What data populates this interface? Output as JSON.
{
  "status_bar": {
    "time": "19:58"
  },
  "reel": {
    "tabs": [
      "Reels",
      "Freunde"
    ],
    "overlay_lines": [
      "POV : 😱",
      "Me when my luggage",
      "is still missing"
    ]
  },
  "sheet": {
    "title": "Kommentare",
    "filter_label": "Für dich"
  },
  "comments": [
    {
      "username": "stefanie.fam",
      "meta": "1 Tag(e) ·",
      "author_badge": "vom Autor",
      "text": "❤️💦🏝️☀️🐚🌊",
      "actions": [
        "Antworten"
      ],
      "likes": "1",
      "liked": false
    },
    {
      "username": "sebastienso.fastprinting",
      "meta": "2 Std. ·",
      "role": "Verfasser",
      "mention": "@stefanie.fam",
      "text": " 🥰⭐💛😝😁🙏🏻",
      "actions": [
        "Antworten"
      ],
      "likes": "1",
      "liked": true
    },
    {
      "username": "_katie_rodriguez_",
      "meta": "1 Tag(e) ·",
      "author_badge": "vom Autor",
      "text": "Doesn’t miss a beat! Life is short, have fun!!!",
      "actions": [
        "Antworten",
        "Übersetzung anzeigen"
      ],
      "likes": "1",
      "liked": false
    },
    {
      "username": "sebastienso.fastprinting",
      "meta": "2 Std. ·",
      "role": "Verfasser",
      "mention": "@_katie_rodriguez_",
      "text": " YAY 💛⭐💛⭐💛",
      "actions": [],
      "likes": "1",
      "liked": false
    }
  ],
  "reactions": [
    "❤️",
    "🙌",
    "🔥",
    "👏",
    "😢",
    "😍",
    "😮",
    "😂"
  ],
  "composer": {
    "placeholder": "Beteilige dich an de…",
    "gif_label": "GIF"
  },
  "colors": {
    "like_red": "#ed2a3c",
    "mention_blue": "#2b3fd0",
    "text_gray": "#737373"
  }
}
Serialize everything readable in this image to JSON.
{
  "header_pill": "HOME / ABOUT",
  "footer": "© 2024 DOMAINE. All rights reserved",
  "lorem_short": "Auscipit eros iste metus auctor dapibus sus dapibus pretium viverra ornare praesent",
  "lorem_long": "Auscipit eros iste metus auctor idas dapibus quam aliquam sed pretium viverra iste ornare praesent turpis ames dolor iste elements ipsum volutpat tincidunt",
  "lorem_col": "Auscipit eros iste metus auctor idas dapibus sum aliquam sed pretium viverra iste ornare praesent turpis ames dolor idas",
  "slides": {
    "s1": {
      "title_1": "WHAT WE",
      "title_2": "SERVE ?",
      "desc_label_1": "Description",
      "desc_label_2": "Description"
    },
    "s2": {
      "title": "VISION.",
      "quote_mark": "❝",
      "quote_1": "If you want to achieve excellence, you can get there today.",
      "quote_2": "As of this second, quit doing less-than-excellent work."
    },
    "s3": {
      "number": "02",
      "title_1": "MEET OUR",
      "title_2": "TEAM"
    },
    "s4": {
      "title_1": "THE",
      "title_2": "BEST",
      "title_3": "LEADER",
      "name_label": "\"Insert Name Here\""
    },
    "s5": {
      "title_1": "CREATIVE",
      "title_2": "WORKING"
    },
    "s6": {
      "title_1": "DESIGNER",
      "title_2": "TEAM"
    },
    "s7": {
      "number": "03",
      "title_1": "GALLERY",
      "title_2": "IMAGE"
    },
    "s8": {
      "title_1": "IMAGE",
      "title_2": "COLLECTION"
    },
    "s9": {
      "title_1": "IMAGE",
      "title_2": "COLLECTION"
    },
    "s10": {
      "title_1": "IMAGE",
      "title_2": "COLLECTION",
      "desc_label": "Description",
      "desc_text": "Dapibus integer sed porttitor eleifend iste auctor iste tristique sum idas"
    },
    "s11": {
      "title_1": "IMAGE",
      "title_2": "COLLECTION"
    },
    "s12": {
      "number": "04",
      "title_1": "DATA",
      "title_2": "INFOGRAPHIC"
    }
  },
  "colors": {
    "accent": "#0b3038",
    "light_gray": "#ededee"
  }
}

• • •

● GOAL
Show every line of the listing in which the string "viverra" can be found.

● EXERCISE ANSWER
  "lorem_short": "Auscipit eros iste metus auctor dapibus sus dapibus pretium viverra ornare praesent",
  "lorem_long": "Auscipit eros iste metus auctor idas dapibus quam aliquam sed pretium viverra iste ornare praesent turpis ames dolor iste elements ipsum volutpat tincidunt",
  "lorem_col": "Auscipit eros iste metus auctor idas dapibus sum aliquam sed pretium viverra iste ornare praesent turpis ames dolor idas",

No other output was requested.